RECORDS FOR PROCESSING –
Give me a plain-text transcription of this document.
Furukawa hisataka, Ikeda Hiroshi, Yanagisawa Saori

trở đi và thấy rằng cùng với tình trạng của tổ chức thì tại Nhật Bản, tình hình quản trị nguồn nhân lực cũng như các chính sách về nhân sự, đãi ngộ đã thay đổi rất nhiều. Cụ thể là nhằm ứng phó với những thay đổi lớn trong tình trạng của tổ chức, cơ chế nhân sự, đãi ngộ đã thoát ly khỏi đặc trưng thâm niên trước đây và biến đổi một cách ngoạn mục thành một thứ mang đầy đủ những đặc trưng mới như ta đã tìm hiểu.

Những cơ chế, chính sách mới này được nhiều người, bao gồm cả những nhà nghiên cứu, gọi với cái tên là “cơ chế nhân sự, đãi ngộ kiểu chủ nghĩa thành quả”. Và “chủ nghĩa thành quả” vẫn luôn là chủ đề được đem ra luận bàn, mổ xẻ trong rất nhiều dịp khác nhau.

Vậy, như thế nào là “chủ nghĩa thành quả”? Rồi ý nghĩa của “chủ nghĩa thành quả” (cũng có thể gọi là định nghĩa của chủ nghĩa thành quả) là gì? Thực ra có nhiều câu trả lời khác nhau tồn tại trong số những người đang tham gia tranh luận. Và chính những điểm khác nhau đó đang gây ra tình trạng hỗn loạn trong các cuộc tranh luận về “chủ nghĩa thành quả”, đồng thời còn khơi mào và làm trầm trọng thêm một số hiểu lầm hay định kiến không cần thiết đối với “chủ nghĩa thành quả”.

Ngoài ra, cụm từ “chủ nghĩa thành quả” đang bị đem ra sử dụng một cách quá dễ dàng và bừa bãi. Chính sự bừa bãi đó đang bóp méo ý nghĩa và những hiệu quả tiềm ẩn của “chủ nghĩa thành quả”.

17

TASK –
Reproduce all the records precisely.

THE ANSWER –
Give me a plain-text transcription of this document.
Furukawa hisataka, Ikeda Hiroshi, Yanagisawa Saori

trở đi và thấy rằng cùng với tình trạng của tổ chức thì tại Nhật Bản, tình hình quản trị nguồn nhân lực cũng như các chính sách về nhân sự, đãi ngộ đã thay đổi rất nhiều. Cụ thể là nhằm ứng phó với những thay đổi lớn trong tình trạng của tổ chức, cơ chế nhân sự, đãi ngộ đã thoát ly khỏi đặc trưng thâm niên trước đây và biến đổi một cách ngoạn mục thành một thứ mang đầy đủ những đặc trưng mới như ta đã tìm hiểu.

Những cơ chế, chính sách mới này được nhiều người, bao gồm cả những nhà nghiên cứu, gọi với cái tên là “cơ chế nhân sự, đãi ngộ kiểu chủ nghĩa thành quả”. Và “chủ nghĩa thành quả” vẫn luôn là chủ đề được đem ra luận bàn, mổ xẻ trong rất nhiều dịp khác nhau.

Vậy, như thế nào là “chủ nghĩa thành quả”? Rồi ý nghĩa của “chủ nghĩa thành quả” (cũng có thể gọi là định nghĩa của chủ nghĩa thành quả) là gì? Thực ra có nhiều câu trả lời khác nhau tồn tại trong số những người đang tham gia tranh luận. Và chính những điểm khác nhau đó đang gây ra tình trạng hỗn loạn trong các cuộc tranh luận về “chủ nghĩa thành quả”, đồng thời còn khơi mào và làm trầm trọng thêm một số hiểu lầm hay định kiến không cần thiết đối với “chủ nghĩa thành quả”.

Ngoài ra, cụm từ “chủ nghĩa thành quả” đang bị đem ra sử dụng một cách quá dễ dàng và bừa bãi. Chính sự bừa bãi đó đang bóp méo ý nghĩa và những hiệu quả tiềm ẩn của “chủ nghĩa thành quả”.

17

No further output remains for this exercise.